- _WHAT YOU WILL DO_: Extract each line bearing the word "children".

____

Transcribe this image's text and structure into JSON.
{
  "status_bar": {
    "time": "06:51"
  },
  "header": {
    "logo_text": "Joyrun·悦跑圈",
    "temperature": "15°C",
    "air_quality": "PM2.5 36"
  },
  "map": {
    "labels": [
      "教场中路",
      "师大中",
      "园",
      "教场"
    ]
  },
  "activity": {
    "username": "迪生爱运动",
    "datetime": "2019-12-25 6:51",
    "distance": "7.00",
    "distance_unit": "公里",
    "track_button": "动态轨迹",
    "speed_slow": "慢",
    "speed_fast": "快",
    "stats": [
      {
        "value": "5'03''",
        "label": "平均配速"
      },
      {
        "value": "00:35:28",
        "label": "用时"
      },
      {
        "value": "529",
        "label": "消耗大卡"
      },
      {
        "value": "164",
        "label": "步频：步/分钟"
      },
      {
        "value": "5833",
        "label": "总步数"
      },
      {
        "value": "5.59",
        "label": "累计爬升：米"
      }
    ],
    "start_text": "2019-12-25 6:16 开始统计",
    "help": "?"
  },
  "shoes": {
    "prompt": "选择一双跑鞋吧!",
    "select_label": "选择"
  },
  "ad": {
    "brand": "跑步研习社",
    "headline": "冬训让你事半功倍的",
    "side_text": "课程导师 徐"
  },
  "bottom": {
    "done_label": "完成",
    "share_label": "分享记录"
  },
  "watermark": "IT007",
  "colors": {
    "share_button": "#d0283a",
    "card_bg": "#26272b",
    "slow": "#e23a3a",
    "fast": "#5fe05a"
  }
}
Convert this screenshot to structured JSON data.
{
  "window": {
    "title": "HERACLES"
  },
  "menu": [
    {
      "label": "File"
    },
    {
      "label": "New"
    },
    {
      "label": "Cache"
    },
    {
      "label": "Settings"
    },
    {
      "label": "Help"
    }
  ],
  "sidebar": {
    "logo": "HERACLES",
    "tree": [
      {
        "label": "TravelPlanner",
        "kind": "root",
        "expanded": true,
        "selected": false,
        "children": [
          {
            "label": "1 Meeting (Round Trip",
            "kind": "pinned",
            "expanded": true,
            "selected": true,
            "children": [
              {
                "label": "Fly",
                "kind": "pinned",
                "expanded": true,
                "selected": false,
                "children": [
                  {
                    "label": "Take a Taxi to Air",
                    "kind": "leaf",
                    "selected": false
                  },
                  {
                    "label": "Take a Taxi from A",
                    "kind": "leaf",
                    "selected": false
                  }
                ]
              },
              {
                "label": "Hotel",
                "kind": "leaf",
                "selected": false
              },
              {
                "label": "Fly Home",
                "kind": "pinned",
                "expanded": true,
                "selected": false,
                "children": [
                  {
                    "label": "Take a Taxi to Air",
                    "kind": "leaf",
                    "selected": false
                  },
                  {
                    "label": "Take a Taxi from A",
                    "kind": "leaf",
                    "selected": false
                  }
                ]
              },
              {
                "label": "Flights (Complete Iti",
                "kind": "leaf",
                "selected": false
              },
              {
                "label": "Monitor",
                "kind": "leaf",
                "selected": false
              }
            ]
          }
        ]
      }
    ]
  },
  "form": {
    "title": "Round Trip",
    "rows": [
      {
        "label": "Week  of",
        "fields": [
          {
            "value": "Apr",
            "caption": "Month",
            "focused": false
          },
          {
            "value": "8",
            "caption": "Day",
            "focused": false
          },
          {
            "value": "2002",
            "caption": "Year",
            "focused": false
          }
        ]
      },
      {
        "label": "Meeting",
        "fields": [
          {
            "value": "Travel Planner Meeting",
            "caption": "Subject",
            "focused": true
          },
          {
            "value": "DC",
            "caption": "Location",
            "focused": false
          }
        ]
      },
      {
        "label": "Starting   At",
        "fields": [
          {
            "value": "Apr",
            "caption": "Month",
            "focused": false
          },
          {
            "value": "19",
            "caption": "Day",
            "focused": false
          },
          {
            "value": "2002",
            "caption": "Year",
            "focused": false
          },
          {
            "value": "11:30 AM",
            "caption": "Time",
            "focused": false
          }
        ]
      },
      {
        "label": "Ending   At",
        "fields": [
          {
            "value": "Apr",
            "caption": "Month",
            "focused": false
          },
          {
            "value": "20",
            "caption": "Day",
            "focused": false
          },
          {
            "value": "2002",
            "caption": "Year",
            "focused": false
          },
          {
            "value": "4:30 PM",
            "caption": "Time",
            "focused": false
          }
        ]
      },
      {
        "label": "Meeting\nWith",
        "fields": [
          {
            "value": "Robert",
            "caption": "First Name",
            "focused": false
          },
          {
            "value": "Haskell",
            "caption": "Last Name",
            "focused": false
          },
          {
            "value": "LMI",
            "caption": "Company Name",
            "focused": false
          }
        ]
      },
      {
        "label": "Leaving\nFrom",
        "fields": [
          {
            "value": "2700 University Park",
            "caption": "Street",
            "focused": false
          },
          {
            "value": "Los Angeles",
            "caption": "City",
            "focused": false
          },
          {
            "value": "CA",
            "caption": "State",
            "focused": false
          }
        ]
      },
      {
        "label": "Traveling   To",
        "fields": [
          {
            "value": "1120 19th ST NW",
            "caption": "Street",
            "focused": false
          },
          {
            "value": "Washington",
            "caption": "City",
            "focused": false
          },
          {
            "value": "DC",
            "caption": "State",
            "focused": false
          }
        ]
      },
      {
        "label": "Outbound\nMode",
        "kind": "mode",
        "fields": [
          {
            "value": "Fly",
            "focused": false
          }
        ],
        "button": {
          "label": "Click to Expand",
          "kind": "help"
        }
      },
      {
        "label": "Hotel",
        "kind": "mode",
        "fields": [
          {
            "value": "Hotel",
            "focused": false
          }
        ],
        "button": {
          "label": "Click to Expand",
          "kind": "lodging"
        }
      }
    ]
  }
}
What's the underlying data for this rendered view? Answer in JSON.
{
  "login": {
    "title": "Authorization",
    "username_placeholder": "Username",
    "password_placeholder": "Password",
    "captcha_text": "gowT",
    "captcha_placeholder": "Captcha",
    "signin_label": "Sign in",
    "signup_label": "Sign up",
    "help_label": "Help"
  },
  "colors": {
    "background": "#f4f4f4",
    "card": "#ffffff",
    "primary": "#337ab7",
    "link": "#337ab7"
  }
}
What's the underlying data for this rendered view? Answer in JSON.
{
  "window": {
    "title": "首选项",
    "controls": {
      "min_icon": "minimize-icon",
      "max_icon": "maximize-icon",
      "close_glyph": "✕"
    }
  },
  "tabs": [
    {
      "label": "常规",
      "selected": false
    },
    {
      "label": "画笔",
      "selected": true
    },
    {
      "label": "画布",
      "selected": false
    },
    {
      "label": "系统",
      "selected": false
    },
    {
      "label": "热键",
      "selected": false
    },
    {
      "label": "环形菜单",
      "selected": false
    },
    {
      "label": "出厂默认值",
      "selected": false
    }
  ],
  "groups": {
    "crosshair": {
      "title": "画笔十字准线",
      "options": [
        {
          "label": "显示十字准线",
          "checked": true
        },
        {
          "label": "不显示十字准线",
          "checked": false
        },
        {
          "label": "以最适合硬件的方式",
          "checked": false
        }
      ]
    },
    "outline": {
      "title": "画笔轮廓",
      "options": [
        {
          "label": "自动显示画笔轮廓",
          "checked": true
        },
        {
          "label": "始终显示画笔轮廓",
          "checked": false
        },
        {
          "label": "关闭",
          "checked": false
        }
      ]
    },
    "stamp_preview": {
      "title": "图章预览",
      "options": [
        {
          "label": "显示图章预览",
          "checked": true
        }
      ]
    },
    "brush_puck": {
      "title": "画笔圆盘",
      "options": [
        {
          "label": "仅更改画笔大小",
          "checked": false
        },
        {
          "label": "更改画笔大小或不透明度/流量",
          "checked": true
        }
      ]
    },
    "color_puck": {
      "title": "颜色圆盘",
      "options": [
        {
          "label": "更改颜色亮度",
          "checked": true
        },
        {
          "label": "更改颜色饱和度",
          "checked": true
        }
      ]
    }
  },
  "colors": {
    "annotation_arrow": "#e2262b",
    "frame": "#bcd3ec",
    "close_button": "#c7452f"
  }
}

____

- _CORRECT ANSWER_:
        "children": [
            "children": [
                "children": [
                "children": [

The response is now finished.